Set problem: Pick out the lines in the listing below that contain the word "legend" and copy them.

Data shown:
--------
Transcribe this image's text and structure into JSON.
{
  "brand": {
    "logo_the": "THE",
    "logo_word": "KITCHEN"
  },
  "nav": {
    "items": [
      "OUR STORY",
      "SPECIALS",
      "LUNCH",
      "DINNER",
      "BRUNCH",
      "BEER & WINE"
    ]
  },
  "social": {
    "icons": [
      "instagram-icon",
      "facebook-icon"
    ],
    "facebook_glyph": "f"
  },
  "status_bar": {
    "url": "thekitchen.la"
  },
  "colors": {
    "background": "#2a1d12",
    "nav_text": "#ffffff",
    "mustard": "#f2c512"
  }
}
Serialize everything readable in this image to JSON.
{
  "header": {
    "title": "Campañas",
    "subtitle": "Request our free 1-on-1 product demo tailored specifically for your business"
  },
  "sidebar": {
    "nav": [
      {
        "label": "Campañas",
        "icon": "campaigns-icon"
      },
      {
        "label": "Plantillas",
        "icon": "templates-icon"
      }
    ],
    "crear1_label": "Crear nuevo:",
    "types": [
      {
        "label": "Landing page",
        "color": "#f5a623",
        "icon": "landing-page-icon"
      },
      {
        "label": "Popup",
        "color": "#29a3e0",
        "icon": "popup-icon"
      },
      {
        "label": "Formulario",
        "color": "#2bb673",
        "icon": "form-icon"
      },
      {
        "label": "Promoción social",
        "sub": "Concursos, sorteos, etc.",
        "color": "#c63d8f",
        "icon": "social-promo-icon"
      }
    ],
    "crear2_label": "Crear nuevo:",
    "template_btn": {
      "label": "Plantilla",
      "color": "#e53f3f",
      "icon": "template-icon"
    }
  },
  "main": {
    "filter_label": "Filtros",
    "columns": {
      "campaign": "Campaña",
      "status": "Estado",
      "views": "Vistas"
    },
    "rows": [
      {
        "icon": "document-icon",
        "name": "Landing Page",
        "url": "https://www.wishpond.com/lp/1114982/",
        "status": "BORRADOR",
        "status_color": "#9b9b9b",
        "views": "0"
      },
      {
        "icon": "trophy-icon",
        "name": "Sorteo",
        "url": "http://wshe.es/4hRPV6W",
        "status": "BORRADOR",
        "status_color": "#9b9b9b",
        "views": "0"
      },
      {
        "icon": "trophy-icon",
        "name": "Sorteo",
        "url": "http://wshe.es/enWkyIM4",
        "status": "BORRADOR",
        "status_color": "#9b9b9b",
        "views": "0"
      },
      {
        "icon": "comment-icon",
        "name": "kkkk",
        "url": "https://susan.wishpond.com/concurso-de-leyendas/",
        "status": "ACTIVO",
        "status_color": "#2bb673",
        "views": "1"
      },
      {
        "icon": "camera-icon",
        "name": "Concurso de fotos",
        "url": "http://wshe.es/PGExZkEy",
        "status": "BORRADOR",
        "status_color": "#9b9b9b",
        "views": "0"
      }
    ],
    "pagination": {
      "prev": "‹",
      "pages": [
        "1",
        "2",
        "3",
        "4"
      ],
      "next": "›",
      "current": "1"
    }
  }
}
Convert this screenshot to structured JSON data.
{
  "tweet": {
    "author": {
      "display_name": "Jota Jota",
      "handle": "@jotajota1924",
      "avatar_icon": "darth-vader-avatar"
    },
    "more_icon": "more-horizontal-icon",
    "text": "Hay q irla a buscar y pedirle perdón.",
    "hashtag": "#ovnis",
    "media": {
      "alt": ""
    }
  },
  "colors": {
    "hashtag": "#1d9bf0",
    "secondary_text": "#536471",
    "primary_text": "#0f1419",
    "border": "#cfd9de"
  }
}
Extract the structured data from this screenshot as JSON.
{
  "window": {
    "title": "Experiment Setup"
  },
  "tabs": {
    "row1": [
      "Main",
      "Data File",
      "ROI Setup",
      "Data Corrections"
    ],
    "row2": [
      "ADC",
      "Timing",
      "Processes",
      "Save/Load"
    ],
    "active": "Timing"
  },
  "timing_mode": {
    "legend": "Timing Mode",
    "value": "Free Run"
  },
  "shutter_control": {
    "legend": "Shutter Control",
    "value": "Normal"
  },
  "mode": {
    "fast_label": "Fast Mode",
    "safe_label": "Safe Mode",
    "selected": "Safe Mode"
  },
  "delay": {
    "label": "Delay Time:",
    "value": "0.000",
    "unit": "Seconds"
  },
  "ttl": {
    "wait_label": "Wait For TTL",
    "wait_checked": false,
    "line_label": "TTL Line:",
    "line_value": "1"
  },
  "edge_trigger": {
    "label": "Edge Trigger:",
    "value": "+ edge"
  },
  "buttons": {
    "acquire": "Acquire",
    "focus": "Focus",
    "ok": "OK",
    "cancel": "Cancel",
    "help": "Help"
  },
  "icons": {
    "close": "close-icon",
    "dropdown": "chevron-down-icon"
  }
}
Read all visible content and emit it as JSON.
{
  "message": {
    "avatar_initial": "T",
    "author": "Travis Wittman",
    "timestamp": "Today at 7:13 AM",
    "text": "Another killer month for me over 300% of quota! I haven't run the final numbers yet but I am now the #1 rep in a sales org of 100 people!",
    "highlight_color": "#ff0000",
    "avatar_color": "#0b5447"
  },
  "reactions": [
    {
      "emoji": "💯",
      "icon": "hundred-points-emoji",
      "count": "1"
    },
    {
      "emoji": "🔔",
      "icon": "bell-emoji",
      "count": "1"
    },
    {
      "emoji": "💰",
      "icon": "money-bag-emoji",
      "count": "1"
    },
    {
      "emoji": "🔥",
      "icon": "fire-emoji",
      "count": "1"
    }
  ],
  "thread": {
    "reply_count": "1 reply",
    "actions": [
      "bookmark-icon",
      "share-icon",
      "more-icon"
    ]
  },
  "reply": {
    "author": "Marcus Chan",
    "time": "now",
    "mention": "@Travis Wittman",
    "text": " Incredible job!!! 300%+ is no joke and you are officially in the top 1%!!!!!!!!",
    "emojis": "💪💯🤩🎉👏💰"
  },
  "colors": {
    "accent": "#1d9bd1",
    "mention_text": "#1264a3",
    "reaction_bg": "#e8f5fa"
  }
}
--------
The solution:
    "legend": "Timing Mode",
    "legend": "Shutter Control",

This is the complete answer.